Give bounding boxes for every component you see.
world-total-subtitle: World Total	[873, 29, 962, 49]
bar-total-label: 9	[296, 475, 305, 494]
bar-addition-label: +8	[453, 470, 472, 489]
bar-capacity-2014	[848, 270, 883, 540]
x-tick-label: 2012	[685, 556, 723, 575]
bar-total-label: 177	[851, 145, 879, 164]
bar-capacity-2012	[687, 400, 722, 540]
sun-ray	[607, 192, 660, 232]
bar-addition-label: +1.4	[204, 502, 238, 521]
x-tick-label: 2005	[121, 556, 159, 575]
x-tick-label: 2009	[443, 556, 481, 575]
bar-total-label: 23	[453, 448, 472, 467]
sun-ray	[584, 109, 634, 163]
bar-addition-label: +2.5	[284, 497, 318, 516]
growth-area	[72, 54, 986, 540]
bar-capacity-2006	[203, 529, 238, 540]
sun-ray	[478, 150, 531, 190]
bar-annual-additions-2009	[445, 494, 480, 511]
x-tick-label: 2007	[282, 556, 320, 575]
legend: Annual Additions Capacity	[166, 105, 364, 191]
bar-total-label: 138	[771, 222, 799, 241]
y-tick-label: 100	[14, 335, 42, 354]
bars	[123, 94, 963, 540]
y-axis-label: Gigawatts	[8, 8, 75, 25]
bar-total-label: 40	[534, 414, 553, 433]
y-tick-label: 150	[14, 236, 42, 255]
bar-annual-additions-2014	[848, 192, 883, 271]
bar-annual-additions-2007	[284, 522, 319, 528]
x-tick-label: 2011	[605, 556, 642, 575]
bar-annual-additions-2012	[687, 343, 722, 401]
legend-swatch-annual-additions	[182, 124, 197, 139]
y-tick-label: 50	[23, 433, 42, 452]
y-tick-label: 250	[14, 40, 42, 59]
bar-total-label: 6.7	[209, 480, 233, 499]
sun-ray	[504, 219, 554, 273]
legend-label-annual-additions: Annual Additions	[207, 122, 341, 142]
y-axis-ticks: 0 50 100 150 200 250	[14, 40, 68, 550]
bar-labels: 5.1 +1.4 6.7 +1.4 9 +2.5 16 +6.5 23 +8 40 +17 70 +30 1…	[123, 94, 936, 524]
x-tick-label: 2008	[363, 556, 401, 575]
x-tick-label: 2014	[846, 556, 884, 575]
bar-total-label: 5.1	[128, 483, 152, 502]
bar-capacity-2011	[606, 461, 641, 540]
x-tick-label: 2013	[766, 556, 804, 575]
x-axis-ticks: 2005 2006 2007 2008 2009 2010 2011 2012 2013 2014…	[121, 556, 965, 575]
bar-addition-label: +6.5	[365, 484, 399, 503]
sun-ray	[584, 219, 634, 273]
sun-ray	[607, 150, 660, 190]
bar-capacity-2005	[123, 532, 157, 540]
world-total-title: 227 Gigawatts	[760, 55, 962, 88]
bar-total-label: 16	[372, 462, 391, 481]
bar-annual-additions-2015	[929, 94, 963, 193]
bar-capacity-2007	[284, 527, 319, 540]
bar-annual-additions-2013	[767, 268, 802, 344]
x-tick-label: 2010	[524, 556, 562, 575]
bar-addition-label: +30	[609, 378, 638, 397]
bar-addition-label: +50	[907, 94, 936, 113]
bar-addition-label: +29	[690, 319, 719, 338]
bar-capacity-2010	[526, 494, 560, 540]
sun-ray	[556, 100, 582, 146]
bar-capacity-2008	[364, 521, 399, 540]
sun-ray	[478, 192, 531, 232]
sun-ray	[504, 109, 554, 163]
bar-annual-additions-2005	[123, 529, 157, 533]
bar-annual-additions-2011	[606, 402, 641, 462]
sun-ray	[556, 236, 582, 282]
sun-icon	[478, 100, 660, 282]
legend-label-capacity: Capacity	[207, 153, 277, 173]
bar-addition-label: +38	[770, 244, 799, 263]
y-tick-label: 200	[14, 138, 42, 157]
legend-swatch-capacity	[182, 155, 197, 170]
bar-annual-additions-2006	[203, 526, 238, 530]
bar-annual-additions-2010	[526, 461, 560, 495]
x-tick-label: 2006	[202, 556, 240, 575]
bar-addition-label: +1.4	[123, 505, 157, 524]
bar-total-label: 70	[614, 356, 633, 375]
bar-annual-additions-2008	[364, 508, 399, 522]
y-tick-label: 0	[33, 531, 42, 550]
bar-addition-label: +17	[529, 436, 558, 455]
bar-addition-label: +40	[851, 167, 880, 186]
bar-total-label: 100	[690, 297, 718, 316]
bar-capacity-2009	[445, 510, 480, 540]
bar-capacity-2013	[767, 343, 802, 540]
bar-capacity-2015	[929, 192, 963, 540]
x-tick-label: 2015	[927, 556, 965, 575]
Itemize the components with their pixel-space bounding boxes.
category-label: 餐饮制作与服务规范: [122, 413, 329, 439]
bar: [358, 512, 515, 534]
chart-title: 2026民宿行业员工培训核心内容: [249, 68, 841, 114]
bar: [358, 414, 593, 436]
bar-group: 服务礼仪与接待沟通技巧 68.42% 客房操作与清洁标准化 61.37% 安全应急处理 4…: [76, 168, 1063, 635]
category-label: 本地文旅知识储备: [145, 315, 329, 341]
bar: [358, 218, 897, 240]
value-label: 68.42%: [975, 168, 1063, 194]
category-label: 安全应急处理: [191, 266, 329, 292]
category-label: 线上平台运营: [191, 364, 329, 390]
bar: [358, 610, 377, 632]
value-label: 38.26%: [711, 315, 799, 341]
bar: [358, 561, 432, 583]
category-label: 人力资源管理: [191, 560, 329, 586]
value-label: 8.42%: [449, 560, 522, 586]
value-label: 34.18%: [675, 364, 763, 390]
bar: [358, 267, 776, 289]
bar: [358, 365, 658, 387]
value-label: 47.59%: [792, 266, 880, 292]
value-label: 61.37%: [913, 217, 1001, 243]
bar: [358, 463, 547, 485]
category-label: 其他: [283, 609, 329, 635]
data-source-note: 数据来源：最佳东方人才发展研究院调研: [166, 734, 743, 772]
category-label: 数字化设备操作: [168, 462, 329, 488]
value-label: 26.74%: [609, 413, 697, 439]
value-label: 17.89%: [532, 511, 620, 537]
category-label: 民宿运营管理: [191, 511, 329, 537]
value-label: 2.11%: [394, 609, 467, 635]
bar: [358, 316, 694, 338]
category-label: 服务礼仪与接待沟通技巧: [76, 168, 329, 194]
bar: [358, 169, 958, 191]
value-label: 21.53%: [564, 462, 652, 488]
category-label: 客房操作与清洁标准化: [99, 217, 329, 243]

* [Given exercise] Update the records by replacing "sun-ray" with "sunbeam" everywhere it appears, and give all the lines again with nothing else changed.

* [Reply]
Give bounding boxes for every component you see.
world-total-subtitle: World Total	[873, 29, 962, 49]
bar-total-label: 9	[296, 475, 305, 494]
bar-addition-label: +8	[453, 470, 472, 489]
bar-capacity-2014	[848, 270, 883, 540]
x-tick-label: 2012	[685, 556, 723, 575]
bar-total-label: 177	[851, 145, 879, 164]
bar-capacity-2012	[687, 400, 722, 540]
sunbeam	[607, 192, 660, 232]
bar-addition-label: +1.4	[204, 502, 238, 521]
x-tick-label: 2005	[121, 556, 159, 575]
x-tick-label: 2009	[443, 556, 481, 575]
bar-total-label: 23	[453, 448, 472, 467]
sunbeam	[584, 109, 634, 163]
bar-addition-label: +2.5	[284, 497, 318, 516]
growth-area	[72, 54, 986, 540]
bar-capacity-2006	[203, 529, 238, 540]
sunbeam	[478, 150, 531, 190]
bar-annual-additions-2009	[445, 494, 480, 511]
x-tick-label: 2007	[282, 556, 320, 575]
legend: Annual Additions Capacity	[166, 105, 364, 191]
bar-total-label: 138	[771, 222, 799, 241]
y-tick-label: 100	[14, 335, 42, 354]
bars	[123, 94, 963, 540]
y-axis-label: Gigawatts	[8, 8, 75, 25]
bar-total-label: 40	[534, 414, 553, 433]
y-tick-label: 150	[14, 236, 42, 255]
bar-annual-additions-2014	[848, 192, 883, 271]
bar-annual-additions-2007	[284, 522, 319, 528]
x-tick-label: 2011	[605, 556, 642, 575]
bar-annual-additions-2012	[687, 343, 722, 401]
legend-swatch-annual-additions	[182, 124, 197, 139]
y-tick-label: 50	[23, 433, 42, 452]
y-tick-label: 250	[14, 40, 42, 59]
bar-total-label: 6.7	[209, 480, 233, 499]
sunbeam	[504, 219, 554, 273]
legend-label-annual-additions: Annual Additions	[207, 122, 341, 142]
y-axis-ticks: 0 50 100 150 200 250	[14, 40, 68, 550]
bar-labels: 5.1 +1.4 6.7 +1.4 9 +2.5 16 +6.5 23 +8 40 +17 70 +30 1…	[123, 94, 936, 524]
x-tick-label: 2008	[363, 556, 401, 575]
x-tick-label: 2014	[846, 556, 884, 575]
bar-total-label: 5.1	[128, 483, 152, 502]
bar-capacity-2011	[606, 461, 641, 540]
x-tick-label: 2013	[766, 556, 804, 575]
x-axis-ticks: 2005 2006 2007 2008 2009 2010 2011 2012 2013 2014…	[121, 556, 965, 575]
bar-addition-label: +6.5	[365, 484, 399, 503]
sunbeam	[584, 219, 634, 273]
sunbeam	[607, 150, 660, 190]
bar-capacity-2005	[123, 532, 157, 540]
world-total-title: 227 Gigawatts	[760, 55, 962, 88]
bar-total-label: 16	[372, 462, 391, 481]
bar-annual-additions-2015	[929, 94, 963, 193]
bar-capacity-2007	[284, 527, 319, 540]
bar-annual-additions-2013	[767, 268, 802, 344]
x-tick-label: 2010	[524, 556, 562, 575]
bar-addition-label: +30	[609, 378, 638, 397]
bar-addition-label: +50	[907, 94, 936, 113]
bar-addition-label: +29	[690, 319, 719, 338]
bar-capacity-2010	[526, 494, 560, 540]
sunbeam	[556, 100, 582, 146]
bar-capacity-2008	[364, 521, 399, 540]
sunbeam	[478, 192, 531, 232]
sunbeam	[504, 109, 554, 163]
bar-annual-additions-2005	[123, 529, 157, 533]
bar-annual-additions-2011	[606, 402, 641, 462]
sunbeam	[556, 236, 582, 282]
sun-icon	[478, 100, 660, 282]
legend-label-capacity: Capacity	[207, 153, 277, 173]
bar-addition-label: +38	[770, 244, 799, 263]
y-tick-label: 200	[14, 138, 42, 157]
legend-swatch-capacity	[182, 155, 197, 170]
bar-annual-additions-2006	[203, 526, 238, 530]
bar-annual-additions-2010	[526, 461, 560, 495]
x-tick-label: 2006	[202, 556, 240, 575]
bar-addition-label: +1.4	[123, 505, 157, 524]
bar-total-label: 70	[614, 356, 633, 375]
bar-annual-additions-2008	[364, 508, 399, 522]
y-tick-label: 0	[33, 531, 42, 550]
bar-addition-label: +17	[529, 436, 558, 455]
bar-addition-label: +40	[851, 167, 880, 186]
bar-total-label: 100	[690, 297, 718, 316]
bar-capacity-2009	[445, 510, 480, 540]
bar-capacity-2013	[767, 343, 802, 540]
bar-capacity-2015	[929, 192, 963, 540]
x-tick-label: 2015	[927, 556, 965, 575]
Itemize the components with their pixel-space bounding boxes.
category-label: 餐饮制作与服务规范: [122, 413, 329, 439]
bar: [358, 512, 515, 534]
chart-title: 2026民宿行业员工培训核心内容: [249, 68, 841, 114]
bar: [358, 414, 593, 436]
bar-group: 服务礼仪与接待沟通技巧 68.42% 客房操作与清洁标准化 61.37% 安全应急处理 4…: [76, 168, 1063, 635]
category-label: 本地文旅知识储备: [145, 315, 329, 341]
bar: [358, 218, 897, 240]
value-label: 68.42%: [975, 168, 1063, 194]
category-label: 安全应急处理: [191, 266, 329, 292]
category-label: 线上平台运营: [191, 364, 329, 390]
bar: [358, 610, 377, 632]
value-label: 38.26%: [711, 315, 799, 341]
bar: [358, 561, 432, 583]
category-label: 人力资源管理: [191, 560, 329, 586]
value-label: 8.42%: [449, 560, 522, 586]
value-label: 34.18%: [675, 364, 763, 390]
bar: [358, 267, 776, 289]
bar: [358, 365, 658, 387]
value-label: 47.59%: [792, 266, 880, 292]
value-label: 61.37%: [913, 217, 1001, 243]
bar: [358, 463, 547, 485]
category-label: 其他: [283, 609, 329, 635]
data-source-note: 数据来源：最佳东方人才发展研究院调研: [166, 734, 743, 772]
category-label: 数字化设备操作: [168, 462, 329, 488]
value-label: 26.74%: [609, 413, 697, 439]
value-label: 17.89%: [532, 511, 620, 537]
category-label: 民宿运营管理: [191, 511, 329, 537]
value-label: 2.11%: [394, 609, 467, 635]
bar: [358, 316, 694, 338]
category-label: 服务礼仪与接待沟通技巧: [76, 168, 329, 194]
bar: [358, 169, 958, 191]
value-label: 21.53%: [564, 462, 652, 488]
category-label: 客房操作与清洁标准化: [99, 217, 329, 243]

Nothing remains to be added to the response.